Assignment - All of these records need to be duplicated exactly.

Available records -

****************************************

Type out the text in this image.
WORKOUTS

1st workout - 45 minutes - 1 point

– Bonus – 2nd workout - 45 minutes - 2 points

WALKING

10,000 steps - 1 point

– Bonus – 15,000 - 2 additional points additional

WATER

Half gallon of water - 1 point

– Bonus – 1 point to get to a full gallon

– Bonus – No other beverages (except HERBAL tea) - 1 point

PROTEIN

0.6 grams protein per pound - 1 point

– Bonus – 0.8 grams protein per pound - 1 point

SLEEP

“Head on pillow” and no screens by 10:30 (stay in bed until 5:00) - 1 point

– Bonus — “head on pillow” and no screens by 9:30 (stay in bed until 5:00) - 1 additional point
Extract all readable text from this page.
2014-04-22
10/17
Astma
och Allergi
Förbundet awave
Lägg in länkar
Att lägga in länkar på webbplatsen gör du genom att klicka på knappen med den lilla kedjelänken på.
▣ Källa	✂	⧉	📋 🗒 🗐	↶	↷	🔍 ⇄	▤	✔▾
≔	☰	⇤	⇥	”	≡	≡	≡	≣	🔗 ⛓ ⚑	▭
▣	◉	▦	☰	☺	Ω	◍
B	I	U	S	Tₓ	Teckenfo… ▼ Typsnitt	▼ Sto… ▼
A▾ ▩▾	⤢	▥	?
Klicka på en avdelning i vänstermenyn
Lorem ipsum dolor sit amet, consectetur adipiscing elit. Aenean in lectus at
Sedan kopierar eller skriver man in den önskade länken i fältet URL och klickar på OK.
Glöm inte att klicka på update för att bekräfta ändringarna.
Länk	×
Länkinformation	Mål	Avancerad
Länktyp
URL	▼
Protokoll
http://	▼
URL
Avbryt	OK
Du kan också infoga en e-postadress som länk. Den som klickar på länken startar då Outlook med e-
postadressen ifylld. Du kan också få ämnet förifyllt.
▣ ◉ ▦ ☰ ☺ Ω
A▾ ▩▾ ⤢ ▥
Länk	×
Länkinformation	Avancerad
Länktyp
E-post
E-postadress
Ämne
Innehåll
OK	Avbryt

****************************************

Reply -
Type out the text in this image.
WORKOUTS

1st workout - 45 minutes - 1 point

– Bonus – 2nd workout - 45 minutes - 2 points

WALKING

10,000 steps - 1 point

– Bonus – 15,000 - 2 additional points additional

WATER

Half gallon of water - 1 point

– Bonus – 1 point to get to a full gallon

– Bonus – No other beverages (except HERBAL tea) - 1 point

PROTEIN

0.6 grams protein per pound - 1 point

– Bonus – 0.8 grams protein per pound - 1 point

SLEEP

“Head on pillow” and no screens by 10:30 (stay in bed until 5:00) - 1 point

– Bonus — “head on pillow” and no screens by 9:30 (stay in bed until 5:00) - 1 additional point
Extract all readable text from this page.
2014-04-22
10/17
Astma
och Allergi
Förbundet awave
Lägg in länkar
Att lägga in länkar på webbplatsen gör du genom att klicka på knappen med den lilla kedjelänken på.
▣ Källa	✂	⧉	📋 🗒 🗐	↶	↷	🔍 ⇄	▤	✔▾
≔	☰	⇤	⇥	”	≡	≡	≡	≣	🔗 ⛓ ⚑	▭
▣	◉	▦	☰	☺	Ω	◍
B	I	U	S	Tₓ	Teckenfo… ▼ Typsnitt	▼ Sto… ▼
A▾ ▩▾	⤢	▥	?
Klicka på en avdelning i vänstermenyn
Lorem ipsum dolor sit amet, consectetur adipiscing elit. Aenean in lectus at
Sedan kopierar eller skriver man in den önskade länken i fältet URL och klickar på OK.
Glöm inte att klicka på update för att bekräfta ändringarna.
Länk	×
Länkinformation	Mål	Avancerad
Länktyp
URL	▼
Protokoll
http://	▼
URL
Avbryt	OK
Du kan också infoga en e-postadress som länk. Den som klickar på länken startar då Outlook med e-
postadressen ifylld. Du kan också få ämnet förifyllt.
▣ ◉ ▦ ☰ ☺ Ω
A▾ ▩▾ ⤢ ▥
Länk	×
Länkinformation	Avancerad
Länktyp
E-post
E-postadress
Ämne
Innehåll
OK	Avbryt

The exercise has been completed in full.